- [Work required]: The records that follow need to be output exactly as they are.

[Collected data entries]
###

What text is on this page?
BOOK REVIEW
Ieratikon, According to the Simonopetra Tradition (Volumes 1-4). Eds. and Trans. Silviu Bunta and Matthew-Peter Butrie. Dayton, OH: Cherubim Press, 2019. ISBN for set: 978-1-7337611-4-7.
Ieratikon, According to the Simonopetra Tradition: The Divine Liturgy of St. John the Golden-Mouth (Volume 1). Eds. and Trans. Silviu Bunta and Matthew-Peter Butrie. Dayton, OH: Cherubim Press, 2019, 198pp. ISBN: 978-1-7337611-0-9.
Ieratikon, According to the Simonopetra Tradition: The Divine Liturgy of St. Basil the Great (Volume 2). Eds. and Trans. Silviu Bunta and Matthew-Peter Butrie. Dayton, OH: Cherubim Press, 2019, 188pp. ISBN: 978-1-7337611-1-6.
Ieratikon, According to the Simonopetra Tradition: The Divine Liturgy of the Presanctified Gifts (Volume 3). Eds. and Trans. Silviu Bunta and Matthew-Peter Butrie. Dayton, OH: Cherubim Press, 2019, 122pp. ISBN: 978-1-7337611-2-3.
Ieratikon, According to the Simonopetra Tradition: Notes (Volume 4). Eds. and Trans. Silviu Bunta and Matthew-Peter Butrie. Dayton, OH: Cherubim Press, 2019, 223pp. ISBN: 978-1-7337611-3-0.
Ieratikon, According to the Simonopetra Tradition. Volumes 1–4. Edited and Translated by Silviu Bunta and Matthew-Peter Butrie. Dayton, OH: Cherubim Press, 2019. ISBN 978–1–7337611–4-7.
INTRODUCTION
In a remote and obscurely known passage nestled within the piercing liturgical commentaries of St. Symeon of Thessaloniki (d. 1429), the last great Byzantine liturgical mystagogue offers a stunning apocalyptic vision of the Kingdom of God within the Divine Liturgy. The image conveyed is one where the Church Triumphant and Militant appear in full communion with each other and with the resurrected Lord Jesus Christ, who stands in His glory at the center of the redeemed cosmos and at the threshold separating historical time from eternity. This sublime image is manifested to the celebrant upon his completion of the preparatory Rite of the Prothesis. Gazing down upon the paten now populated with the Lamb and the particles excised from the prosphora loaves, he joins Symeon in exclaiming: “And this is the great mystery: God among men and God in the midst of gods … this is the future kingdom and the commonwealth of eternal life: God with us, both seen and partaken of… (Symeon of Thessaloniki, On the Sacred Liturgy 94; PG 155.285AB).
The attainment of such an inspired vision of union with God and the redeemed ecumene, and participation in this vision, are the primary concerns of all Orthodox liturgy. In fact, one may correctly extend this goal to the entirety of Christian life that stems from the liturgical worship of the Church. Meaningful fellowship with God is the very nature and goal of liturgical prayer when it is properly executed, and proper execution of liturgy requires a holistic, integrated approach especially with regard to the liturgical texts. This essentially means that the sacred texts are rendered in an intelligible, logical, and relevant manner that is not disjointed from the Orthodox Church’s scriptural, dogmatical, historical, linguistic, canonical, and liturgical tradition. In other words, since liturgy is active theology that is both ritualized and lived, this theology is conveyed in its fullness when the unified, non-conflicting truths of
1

###

- [Result for this task]:
What text is on this page?
BOOK REVIEW
Ieratikon, According to the Simonopetra Tradition (Volumes 1-4). Eds. and Trans. Silviu Bunta and Matthew-Peter Butrie. Dayton, OH: Cherubim Press, 2019. ISBN for set: 978-1-7337611-4-7.
Ieratikon, According to the Simonopetra Tradition: The Divine Liturgy of St. John the Golden-Mouth (Volume 1). Eds. and Trans. Silviu Bunta and Matthew-Peter Butrie. Dayton, OH: Cherubim Press, 2019, 198pp. ISBN: 978-1-7337611-0-9.
Ieratikon, According to the Simonopetra Tradition: The Divine Liturgy of St. Basil the Great (Volume 2). Eds. and Trans. Silviu Bunta and Matthew-Peter Butrie. Dayton, OH: Cherubim Press, 2019, 188pp. ISBN: 978-1-7337611-1-6.
Ieratikon, According to the Simonopetra Tradition: The Divine Liturgy of the Presanctified Gifts (Volume 3). Eds. and Trans. Silviu Bunta and Matthew-Peter Butrie. Dayton, OH: Cherubim Press, 2019, 122pp. ISBN: 978-1-7337611-2-3.
Ieratikon, According to the Simonopetra Tradition: Notes (Volume 4). Eds. and Trans. Silviu Bunta and Matthew-Peter Butrie. Dayton, OH: Cherubim Press, 2019, 223pp. ISBN: 978-1-7337611-3-0.
Ieratikon, According to the Simonopetra Tradition. Volumes 1–4. Edited and Translated by Silviu Bunta and Matthew-Peter Butrie. Dayton, OH: Cherubim Press, 2019. ISBN 978–1–7337611–4-7.
INTRODUCTION
In a remote and obscurely known passage nestled within the piercing liturgical commentaries of St. Symeon of Thessaloniki (d. 1429), the last great Byzantine liturgical mystagogue offers a stunning apocalyptic vision of the Kingdom of God within the Divine Liturgy. The image conveyed is one where the Church Triumphant and Militant appear in full communion with each other and with the resurrected Lord Jesus Christ, who stands in His glory at the center of the redeemed cosmos and at the threshold separating historical time from eternity. This sublime image is manifested to the celebrant upon his completion of the preparatory Rite of the Prothesis. Gazing down upon the paten now populated with the Lamb and the particles excised from the prosphora loaves, he joins Symeon in exclaiming: “And this is the great mystery: God among men and God in the midst of gods … this is the future kingdom and the commonwealth of eternal life: God with us, both seen and partaken of… (Symeon of Thessaloniki, On the Sacred Liturgy 94; PG 155.285AB).
The attainment of such an inspired vision of union with God and the redeemed ecumene, and participation in this vision, are the primary concerns of all Orthodox liturgy. In fact, one may correctly extend this goal to the entirety of Christian life that stems from the liturgical worship of the Church. Meaningful fellowship with God is the very nature and goal of liturgical prayer when it is properly executed, and proper execution of liturgy requires a holistic, integrated approach especially with regard to the liturgical texts. This essentially means that the sacred texts are rendered in an intelligible, logical, and relevant manner that is not disjointed from the Orthodox Church’s scriptural, dogmatical, historical, linguistic, canonical, and liturgical tradition. In other words, since liturgy is active theology that is both ritualized and lived, this theology is conveyed in its fullness when the unified, non-conflicting truths of
1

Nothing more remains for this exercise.